- [PAGE]:
- - -
Monday, November 23, 2009

CFP - Women and Early America

Call for Submissions for a Special Issue of Legacy

Women and Early America

Guest Editor: Tamara Harvey

In many ways, the study of women and the early Americas has never been more robust. Work on women throughout the Americas, including European, African, and native women, both free and enslaved, has profited from decades of ground-breaking scholarly attention not only to those whose names appeared on the title pages of books, but to women whose texts were hidden in the works of others, stagnating in untapped manuscript archives, or awaiting interpretive methodologies that could address oral and material texts. And yet in the metaphors of maps and routes that frequently dominate the emerging fields of Atlantic, transnational, and hemispheric studies, women can seem to be pushed to the margins, left to lounge in the cartouches of mappae mundi or to stand duty as figureheads on the bows of ships. That is to say, while their presence is acknowledged, the way that presence might require these studies to be revised, rethought, and retheorized remains to be fully engaged.

In their introduction to Women, Religion, and the Atlantic World (1600-1800), Daniella Kostroun and Lisa Vollendorf suggest that attention to women and gender may fruitfully "expand[ ] the rubric of the Atlantic community into a more global community" (6). "Expanding the rubrics" of transatlantic and hemispheric studies, of feminism and the study of American women writers, of attentions to slavery, racism, and uneven cross-cultural exchanges is the aim of this special issue of Legacy focusing on women and early America. Of particular interest are articles that explore how we conceive of the connections and dissonances among various approaches to early American women and other fields, including transatlantic, hemispheric, and economic studies, recent discussions of women and the archives, and approaches to American women writers and feminism more broadly conceived, while expanding and bringing nuance to our understanding of early American women in ways that attend to a range of differences and power disparities. In short, how does attention to women and gender revise and sharpen the shifting paradigms shaping our understanding of the Americas before 1820?
- - -
Region boundary data:
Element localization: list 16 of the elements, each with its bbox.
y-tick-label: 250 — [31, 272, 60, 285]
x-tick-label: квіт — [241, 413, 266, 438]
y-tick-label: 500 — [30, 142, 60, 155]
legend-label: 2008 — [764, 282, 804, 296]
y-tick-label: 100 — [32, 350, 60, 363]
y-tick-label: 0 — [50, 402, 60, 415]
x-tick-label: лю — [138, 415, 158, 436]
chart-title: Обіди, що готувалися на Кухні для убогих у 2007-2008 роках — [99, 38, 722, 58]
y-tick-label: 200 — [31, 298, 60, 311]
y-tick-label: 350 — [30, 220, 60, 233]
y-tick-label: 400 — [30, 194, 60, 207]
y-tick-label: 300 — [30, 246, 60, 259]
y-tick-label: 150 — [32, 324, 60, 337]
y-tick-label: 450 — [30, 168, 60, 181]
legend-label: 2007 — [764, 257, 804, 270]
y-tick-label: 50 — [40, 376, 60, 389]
- - -
- [WRITTEN EXERCISE 1]:
Check each statement against the call for submissions and answer yes or no, quoting the words that decide it: (a) Tamara Harvey is the guest editor of the special issue. (b) The special issue asks about the Americas before 1900. (c) Daniella Kostroun and Lisa Vollendorf wrote an introduction to Women, Religion, and the Atlantic World (1600-1800).
- [WRITTEN EXERCISE 2]:
Please echo all of the rows under Region boundary data line for line, with nothing changed.

- [FULL SOLUTION 1]:
(a) Yes: "Guest Editor: Tamara Harvey"
(b) No: "how does attention to women and gender revise and sharpen the shifting paradigms shaping our understanding of the Americas before 1820?"
(c) Yes: "In their introduction to Women, Religion, and the Atlantic World (1600-1800), Daniella Kostroun and Lisa Vollendorf suggest"

- [FULL SOLUTION 2]:
Element localization: list 16 of the elements, each with its bbox.
y-tick-label: 250 — [31, 272, 60, 285]
x-tick-label: квіт — [241, 413, 266, 438]
y-tick-label: 500 — [30, 142, 60, 155]
legend-label: 2008 — [764, 282, 804, 296]
y-tick-label: 100 — [32, 350, 60, 363]
y-tick-label: 0 — [50, 402, 60, 415]
x-tick-label: лю — [138, 415, 158, 436]
chart-title: Обіди, що готувалися на Кухні для убогих у 2007-2008 роках — [99, 38, 722, 58]
y-tick-label: 200 — [31, 298, 60, 311]
y-tick-label: 350 — [30, 220, 60, 233]
y-tick-label: 400 — [30, 194, 60, 207]
y-tick-label: 300 — [30, 246, 60, 259]
y-tick-label: 150 — [32, 324, 60, 337]
y-tick-label: 450 — [30, 168, 60, 181]
legend-label: 2007 — [764, 257, 804, 270]
y-tick-label: 50 — [40, 376, 60, 389]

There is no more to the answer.